**Goal of the exercise**.
Pull out every line below that contains the word "повести".

(begin)

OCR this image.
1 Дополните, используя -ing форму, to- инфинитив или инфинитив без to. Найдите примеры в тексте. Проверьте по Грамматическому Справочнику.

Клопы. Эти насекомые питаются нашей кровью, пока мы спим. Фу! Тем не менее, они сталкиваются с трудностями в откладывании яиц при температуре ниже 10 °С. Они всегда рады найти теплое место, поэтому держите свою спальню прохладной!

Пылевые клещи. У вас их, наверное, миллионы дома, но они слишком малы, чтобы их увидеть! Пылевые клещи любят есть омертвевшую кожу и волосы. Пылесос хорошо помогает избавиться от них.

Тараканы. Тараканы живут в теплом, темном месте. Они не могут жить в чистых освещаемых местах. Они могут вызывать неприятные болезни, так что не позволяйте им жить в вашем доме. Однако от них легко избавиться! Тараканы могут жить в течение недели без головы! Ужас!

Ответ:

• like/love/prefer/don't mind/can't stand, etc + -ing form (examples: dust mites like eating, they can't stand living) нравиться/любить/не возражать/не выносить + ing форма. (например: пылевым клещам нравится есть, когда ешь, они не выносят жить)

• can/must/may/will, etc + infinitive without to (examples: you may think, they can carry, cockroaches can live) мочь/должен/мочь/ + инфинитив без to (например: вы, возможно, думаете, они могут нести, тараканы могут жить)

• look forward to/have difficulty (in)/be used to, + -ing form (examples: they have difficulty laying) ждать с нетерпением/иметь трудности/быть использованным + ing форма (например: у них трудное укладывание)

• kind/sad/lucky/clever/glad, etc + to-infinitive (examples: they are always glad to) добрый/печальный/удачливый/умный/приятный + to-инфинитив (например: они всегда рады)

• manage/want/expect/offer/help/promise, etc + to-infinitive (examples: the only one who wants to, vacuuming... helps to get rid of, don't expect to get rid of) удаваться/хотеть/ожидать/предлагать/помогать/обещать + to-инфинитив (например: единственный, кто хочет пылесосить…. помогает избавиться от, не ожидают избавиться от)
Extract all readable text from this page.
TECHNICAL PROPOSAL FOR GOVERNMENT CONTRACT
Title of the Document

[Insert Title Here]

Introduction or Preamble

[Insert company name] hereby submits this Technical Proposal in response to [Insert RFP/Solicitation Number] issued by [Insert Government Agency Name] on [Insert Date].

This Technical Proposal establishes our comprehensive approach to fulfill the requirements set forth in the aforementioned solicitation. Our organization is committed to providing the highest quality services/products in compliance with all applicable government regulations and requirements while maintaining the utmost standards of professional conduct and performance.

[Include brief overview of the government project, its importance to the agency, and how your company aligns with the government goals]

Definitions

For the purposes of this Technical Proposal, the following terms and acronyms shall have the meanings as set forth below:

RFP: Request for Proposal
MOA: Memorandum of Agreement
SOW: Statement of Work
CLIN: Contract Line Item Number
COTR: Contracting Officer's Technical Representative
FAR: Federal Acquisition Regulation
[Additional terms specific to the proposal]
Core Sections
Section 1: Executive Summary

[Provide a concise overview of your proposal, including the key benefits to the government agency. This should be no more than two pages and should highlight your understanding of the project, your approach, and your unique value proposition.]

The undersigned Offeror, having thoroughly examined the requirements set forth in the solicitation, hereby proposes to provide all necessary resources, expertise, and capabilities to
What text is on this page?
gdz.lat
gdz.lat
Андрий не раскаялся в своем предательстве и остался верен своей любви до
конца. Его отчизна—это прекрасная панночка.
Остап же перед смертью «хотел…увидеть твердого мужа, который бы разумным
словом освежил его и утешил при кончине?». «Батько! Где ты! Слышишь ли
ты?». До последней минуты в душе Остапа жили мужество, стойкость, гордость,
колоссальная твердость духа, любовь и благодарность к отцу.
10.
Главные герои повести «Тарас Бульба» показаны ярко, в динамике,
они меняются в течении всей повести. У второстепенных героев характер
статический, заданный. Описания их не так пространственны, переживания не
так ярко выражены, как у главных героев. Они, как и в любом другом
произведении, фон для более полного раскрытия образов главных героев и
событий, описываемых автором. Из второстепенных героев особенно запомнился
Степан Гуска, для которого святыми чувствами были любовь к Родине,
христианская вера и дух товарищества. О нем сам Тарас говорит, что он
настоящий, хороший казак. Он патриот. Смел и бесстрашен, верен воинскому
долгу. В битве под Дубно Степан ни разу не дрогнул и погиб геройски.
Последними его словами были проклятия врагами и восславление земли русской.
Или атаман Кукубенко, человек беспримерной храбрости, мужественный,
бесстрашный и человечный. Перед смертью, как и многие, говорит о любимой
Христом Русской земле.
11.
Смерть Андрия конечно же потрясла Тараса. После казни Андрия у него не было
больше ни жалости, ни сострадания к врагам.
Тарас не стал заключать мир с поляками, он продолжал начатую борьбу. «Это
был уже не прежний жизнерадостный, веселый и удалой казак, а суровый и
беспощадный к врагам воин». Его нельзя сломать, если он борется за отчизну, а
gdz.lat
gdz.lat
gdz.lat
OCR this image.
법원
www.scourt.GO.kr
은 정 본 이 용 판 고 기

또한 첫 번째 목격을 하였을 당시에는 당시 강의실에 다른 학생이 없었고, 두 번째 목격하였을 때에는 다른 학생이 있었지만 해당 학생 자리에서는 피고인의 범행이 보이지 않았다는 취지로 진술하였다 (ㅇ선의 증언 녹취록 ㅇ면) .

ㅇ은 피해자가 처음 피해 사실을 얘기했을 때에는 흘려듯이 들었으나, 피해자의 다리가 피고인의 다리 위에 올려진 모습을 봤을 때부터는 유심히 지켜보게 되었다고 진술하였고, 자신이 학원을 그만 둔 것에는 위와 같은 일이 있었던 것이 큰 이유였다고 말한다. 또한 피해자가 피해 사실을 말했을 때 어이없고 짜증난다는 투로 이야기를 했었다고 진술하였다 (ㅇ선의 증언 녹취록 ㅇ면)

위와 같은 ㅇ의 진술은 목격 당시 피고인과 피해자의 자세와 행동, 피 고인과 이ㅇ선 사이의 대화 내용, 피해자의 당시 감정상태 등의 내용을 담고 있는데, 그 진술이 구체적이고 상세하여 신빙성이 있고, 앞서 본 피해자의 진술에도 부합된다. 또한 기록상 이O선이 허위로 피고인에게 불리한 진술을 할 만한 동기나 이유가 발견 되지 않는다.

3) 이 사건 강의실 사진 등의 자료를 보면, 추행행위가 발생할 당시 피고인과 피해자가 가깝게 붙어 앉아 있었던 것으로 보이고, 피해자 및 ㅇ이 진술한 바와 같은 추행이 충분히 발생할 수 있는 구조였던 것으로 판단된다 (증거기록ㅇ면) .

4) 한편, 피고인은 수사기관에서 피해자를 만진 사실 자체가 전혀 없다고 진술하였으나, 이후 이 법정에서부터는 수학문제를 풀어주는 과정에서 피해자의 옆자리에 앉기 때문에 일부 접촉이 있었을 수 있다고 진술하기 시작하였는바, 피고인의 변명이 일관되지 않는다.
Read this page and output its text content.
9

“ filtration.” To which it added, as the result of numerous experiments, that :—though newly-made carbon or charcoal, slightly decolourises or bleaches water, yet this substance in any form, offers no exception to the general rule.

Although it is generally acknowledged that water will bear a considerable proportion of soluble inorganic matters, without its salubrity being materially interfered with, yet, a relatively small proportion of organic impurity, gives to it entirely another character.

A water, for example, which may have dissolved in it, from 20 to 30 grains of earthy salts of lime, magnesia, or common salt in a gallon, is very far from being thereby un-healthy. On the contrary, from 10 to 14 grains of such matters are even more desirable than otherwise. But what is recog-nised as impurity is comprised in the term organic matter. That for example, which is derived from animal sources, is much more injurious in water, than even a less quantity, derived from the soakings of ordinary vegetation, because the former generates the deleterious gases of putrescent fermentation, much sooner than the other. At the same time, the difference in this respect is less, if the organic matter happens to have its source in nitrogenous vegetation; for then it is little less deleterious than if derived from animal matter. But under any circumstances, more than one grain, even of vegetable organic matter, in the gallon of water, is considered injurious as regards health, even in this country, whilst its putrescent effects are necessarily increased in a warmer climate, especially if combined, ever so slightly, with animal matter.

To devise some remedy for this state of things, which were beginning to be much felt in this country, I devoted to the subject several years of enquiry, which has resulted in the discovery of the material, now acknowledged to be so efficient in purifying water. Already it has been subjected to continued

(end)

**Response**.
Главные герои повести «Тарас Бульба» показаны ярко, в динамике,
они меняются в течении всей повести. У второстепенных героев характер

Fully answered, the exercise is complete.